Exercise description: All lines featuring the string "тысяч" are to be listed.

Supplied material:
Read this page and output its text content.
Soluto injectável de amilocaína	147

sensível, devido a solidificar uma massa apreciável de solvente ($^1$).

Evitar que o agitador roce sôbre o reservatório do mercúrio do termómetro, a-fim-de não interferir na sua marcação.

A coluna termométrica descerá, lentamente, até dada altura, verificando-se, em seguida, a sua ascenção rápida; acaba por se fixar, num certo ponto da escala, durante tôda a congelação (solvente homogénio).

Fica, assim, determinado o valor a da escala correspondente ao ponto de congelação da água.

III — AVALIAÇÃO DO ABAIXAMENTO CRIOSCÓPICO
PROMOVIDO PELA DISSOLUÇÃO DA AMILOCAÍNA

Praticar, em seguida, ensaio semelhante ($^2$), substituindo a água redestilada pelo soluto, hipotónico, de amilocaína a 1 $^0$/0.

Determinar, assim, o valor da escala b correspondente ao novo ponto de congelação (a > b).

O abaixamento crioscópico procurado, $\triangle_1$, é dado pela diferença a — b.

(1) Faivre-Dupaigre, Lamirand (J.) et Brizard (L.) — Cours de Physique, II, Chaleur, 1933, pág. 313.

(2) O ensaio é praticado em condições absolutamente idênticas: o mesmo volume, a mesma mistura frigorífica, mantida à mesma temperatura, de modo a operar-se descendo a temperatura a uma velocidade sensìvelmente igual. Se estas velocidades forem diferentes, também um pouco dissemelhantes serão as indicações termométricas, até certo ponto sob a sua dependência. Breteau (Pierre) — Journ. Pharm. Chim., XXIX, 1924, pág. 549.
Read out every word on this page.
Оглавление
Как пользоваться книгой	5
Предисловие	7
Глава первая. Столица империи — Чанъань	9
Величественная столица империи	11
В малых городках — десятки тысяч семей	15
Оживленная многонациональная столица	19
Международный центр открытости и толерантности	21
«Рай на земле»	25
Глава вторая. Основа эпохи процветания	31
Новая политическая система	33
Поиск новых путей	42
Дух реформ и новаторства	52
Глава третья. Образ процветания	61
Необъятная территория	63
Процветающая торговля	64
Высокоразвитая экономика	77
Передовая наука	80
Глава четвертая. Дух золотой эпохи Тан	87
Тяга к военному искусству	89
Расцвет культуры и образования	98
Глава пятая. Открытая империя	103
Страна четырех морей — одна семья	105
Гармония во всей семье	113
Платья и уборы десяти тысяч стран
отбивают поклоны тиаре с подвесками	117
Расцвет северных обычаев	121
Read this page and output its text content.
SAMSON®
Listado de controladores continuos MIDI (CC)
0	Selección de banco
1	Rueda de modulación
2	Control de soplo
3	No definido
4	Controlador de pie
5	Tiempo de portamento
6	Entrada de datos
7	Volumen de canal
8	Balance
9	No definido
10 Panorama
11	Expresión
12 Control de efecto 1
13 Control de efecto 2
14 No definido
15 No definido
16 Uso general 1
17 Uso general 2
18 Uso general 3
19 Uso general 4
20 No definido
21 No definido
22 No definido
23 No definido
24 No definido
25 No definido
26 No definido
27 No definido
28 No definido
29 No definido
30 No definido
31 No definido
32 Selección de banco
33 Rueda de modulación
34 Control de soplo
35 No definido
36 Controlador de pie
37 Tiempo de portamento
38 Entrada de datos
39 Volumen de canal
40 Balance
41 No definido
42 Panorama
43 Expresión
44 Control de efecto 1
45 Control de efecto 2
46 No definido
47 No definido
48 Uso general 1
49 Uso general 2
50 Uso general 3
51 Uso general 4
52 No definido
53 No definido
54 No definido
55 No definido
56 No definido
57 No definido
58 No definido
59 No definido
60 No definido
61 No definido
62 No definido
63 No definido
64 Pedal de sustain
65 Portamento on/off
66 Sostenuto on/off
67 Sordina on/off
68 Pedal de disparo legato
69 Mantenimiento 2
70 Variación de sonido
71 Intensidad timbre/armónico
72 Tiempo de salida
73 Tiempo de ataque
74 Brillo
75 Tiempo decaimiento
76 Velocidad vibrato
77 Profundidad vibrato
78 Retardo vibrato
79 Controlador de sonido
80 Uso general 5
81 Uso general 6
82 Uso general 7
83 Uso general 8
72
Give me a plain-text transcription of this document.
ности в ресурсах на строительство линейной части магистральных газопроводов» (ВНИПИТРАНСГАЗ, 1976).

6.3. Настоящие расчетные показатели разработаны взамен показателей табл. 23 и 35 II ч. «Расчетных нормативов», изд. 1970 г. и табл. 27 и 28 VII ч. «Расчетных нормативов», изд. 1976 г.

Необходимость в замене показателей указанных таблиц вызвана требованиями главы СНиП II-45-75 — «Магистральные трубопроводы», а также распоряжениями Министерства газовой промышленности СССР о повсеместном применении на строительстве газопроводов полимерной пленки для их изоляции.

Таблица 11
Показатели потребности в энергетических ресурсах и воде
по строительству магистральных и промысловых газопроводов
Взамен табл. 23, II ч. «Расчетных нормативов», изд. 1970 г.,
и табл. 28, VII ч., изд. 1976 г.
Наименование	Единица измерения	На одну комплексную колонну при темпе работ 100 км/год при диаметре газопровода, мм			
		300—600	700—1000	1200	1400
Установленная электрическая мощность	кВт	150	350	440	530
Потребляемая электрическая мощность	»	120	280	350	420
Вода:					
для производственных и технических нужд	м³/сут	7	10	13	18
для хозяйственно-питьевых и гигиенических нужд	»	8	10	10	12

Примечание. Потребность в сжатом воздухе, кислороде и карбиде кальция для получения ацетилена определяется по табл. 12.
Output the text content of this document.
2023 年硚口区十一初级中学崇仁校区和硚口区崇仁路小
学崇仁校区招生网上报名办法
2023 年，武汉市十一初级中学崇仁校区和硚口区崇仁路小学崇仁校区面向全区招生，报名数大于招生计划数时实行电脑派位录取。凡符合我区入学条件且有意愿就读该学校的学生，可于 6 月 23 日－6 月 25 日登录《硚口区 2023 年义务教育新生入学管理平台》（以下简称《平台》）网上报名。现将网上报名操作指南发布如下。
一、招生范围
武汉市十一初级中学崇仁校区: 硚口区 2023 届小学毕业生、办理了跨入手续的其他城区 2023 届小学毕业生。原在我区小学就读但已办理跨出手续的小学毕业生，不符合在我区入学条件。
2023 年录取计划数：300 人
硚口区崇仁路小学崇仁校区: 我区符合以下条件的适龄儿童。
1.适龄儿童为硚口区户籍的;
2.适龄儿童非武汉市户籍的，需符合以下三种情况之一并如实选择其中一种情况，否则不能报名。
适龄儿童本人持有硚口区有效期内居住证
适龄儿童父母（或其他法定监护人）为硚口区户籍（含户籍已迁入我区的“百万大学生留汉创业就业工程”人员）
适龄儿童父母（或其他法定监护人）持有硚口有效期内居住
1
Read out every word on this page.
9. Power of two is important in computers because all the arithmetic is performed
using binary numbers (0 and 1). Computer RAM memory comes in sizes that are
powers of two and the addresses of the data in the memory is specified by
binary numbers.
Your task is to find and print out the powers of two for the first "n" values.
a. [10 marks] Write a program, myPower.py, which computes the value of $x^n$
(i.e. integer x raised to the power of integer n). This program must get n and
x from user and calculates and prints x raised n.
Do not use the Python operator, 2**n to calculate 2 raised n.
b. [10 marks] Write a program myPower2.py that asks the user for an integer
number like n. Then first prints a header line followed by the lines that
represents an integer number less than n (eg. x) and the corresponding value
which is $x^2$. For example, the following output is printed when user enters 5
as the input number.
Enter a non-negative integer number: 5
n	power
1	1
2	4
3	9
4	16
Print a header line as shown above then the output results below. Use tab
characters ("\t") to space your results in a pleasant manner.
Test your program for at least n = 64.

Written solution:
В малых городках — десятки тысяч семей	15
Платья и уборы десяти тысяч стран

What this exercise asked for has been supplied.